Check each line of the material below, and copy it if it holds the string "science".

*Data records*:
########

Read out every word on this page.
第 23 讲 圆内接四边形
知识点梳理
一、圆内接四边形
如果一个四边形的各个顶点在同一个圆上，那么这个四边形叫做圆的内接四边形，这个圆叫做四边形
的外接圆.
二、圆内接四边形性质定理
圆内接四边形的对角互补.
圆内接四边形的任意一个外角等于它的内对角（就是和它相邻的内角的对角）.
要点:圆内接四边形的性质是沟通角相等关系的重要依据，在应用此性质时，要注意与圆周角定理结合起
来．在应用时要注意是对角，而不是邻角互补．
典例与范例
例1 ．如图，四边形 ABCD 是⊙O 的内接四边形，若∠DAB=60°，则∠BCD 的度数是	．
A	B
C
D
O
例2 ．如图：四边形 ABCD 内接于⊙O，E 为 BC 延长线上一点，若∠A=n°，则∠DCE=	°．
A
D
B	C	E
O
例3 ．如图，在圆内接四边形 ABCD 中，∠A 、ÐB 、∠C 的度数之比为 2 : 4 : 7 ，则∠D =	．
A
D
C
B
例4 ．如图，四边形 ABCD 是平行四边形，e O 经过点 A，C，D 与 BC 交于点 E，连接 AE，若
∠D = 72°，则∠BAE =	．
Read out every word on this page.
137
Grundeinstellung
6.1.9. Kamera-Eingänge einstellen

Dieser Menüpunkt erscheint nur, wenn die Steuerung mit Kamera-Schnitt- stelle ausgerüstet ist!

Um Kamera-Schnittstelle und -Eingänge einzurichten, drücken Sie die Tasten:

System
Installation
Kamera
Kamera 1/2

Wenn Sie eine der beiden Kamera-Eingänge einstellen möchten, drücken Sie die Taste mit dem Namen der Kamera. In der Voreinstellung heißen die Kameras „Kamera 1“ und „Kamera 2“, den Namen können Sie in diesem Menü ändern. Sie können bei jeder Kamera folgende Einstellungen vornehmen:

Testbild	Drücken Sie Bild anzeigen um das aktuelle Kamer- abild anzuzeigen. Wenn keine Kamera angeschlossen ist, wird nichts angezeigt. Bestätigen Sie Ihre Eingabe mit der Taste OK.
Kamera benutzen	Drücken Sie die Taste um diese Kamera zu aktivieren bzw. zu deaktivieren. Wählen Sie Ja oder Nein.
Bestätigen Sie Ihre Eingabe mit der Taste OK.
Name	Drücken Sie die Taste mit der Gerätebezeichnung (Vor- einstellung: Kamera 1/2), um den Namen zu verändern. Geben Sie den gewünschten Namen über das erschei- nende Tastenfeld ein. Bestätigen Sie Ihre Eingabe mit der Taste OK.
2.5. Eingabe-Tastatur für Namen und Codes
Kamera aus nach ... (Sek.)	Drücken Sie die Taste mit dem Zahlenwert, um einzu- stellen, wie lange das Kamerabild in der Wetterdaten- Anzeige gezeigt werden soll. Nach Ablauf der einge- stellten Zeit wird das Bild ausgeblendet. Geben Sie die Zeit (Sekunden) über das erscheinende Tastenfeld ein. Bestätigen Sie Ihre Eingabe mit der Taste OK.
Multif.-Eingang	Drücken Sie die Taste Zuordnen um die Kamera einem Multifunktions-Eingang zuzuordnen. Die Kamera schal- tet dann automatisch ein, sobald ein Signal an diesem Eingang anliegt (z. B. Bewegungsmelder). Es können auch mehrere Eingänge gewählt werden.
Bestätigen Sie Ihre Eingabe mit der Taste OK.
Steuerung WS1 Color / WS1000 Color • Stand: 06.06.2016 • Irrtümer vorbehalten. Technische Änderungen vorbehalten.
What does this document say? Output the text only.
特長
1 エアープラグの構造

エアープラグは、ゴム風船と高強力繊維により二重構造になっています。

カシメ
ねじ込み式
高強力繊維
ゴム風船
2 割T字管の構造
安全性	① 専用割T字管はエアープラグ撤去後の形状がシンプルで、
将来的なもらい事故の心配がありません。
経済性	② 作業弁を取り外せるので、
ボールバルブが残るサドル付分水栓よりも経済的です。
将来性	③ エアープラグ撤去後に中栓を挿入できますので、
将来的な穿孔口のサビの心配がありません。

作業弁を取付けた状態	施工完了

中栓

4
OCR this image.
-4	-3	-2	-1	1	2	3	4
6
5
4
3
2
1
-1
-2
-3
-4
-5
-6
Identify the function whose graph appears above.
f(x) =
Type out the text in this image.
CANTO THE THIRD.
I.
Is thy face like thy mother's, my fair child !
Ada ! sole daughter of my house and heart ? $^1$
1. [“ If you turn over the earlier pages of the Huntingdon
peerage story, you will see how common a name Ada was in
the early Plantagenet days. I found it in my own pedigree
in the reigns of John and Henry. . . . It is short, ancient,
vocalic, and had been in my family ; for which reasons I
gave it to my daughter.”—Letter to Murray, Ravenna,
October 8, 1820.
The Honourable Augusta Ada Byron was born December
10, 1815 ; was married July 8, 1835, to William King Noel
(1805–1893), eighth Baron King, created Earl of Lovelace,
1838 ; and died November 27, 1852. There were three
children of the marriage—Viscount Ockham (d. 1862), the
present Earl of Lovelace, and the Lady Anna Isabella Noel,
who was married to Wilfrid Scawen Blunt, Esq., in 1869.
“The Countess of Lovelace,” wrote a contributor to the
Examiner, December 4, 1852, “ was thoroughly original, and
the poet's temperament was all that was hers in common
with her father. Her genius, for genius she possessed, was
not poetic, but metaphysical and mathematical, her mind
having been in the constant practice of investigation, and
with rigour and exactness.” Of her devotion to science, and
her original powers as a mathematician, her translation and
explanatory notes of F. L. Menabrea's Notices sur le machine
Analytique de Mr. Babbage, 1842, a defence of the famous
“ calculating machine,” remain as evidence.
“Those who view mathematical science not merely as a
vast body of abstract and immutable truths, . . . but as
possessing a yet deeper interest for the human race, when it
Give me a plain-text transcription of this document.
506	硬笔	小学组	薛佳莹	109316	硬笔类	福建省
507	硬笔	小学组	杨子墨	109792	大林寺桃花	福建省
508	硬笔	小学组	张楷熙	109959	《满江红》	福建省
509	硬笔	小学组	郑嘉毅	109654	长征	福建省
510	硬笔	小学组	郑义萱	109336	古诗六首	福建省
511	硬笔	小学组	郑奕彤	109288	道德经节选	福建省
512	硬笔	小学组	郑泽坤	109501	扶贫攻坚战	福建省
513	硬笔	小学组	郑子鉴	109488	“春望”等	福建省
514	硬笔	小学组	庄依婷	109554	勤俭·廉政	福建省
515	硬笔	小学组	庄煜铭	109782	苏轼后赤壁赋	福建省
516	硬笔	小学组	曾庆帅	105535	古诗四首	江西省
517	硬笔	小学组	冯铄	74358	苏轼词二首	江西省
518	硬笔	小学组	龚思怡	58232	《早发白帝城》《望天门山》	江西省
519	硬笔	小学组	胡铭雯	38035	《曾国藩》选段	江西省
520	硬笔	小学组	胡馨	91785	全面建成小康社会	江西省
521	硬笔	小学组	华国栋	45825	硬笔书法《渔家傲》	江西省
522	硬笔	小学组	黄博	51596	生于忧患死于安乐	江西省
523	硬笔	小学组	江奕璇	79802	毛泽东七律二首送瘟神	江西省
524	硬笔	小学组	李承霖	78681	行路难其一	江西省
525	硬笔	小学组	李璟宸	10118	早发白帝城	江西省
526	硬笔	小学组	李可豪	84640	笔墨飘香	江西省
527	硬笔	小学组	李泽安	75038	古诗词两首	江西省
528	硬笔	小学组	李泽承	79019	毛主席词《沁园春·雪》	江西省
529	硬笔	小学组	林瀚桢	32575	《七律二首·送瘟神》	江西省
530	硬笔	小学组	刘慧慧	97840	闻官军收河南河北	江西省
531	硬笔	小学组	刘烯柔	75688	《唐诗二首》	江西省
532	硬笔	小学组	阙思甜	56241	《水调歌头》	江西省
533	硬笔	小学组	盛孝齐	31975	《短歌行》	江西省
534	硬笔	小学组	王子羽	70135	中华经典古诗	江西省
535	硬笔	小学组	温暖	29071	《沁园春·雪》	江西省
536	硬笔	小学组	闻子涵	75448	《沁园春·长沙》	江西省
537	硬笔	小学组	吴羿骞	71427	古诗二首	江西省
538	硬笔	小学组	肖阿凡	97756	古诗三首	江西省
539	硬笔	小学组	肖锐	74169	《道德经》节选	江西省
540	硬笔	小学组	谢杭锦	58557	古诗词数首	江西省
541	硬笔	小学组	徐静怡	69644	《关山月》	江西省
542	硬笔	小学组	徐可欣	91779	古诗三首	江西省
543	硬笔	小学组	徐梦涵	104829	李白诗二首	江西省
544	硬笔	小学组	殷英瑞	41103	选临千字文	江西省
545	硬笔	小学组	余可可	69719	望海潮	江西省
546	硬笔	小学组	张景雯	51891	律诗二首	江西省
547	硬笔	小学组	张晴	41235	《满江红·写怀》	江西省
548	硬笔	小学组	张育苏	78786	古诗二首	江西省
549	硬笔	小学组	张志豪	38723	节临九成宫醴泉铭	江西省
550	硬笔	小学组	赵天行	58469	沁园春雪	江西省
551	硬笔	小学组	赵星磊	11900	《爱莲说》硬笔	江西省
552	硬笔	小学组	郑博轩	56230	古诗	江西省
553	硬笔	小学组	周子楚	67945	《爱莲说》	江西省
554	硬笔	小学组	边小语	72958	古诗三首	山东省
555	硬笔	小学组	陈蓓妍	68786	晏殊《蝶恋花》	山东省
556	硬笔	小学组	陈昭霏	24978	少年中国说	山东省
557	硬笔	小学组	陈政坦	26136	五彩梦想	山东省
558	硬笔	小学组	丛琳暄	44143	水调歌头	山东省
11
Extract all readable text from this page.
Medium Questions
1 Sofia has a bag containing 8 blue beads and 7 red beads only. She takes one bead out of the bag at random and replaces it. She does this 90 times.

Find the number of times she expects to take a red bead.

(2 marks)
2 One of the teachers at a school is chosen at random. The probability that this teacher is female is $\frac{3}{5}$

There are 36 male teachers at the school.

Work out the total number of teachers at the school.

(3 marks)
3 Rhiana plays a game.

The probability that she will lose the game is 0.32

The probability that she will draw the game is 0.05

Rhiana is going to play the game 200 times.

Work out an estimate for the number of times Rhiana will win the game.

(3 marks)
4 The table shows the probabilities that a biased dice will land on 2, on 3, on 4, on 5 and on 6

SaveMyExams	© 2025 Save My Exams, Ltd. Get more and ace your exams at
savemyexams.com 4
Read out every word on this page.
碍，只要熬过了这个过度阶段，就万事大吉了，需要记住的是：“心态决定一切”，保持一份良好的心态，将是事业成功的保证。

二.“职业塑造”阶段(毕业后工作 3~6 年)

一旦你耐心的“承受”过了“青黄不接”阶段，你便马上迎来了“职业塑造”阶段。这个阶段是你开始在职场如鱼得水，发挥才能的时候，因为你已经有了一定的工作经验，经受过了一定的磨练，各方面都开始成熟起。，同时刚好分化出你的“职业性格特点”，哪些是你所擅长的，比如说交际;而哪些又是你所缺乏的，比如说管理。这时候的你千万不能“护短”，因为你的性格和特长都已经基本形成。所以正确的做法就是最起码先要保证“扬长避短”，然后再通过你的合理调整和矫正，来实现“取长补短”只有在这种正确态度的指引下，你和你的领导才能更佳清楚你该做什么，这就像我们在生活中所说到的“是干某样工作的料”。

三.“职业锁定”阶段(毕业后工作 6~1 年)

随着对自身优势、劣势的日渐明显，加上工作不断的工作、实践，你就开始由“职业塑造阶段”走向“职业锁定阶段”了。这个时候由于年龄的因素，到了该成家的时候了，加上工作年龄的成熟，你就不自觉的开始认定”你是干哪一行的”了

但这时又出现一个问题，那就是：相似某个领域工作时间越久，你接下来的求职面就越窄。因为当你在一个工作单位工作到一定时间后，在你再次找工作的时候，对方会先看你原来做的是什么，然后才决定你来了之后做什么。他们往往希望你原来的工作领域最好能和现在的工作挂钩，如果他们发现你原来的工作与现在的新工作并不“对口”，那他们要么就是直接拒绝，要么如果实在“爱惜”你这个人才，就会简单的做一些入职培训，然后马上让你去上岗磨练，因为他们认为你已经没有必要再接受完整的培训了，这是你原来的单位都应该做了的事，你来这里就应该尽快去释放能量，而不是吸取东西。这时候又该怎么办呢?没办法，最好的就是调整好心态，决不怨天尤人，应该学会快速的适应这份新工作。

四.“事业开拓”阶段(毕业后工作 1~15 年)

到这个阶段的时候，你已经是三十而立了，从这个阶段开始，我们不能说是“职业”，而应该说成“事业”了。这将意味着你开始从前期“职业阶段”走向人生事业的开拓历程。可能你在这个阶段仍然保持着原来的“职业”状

########

*EXERCISE OUTPUT*:
with rigour and exactness.” Of her devotion to science, and
“Those who view mathematical science not merely as a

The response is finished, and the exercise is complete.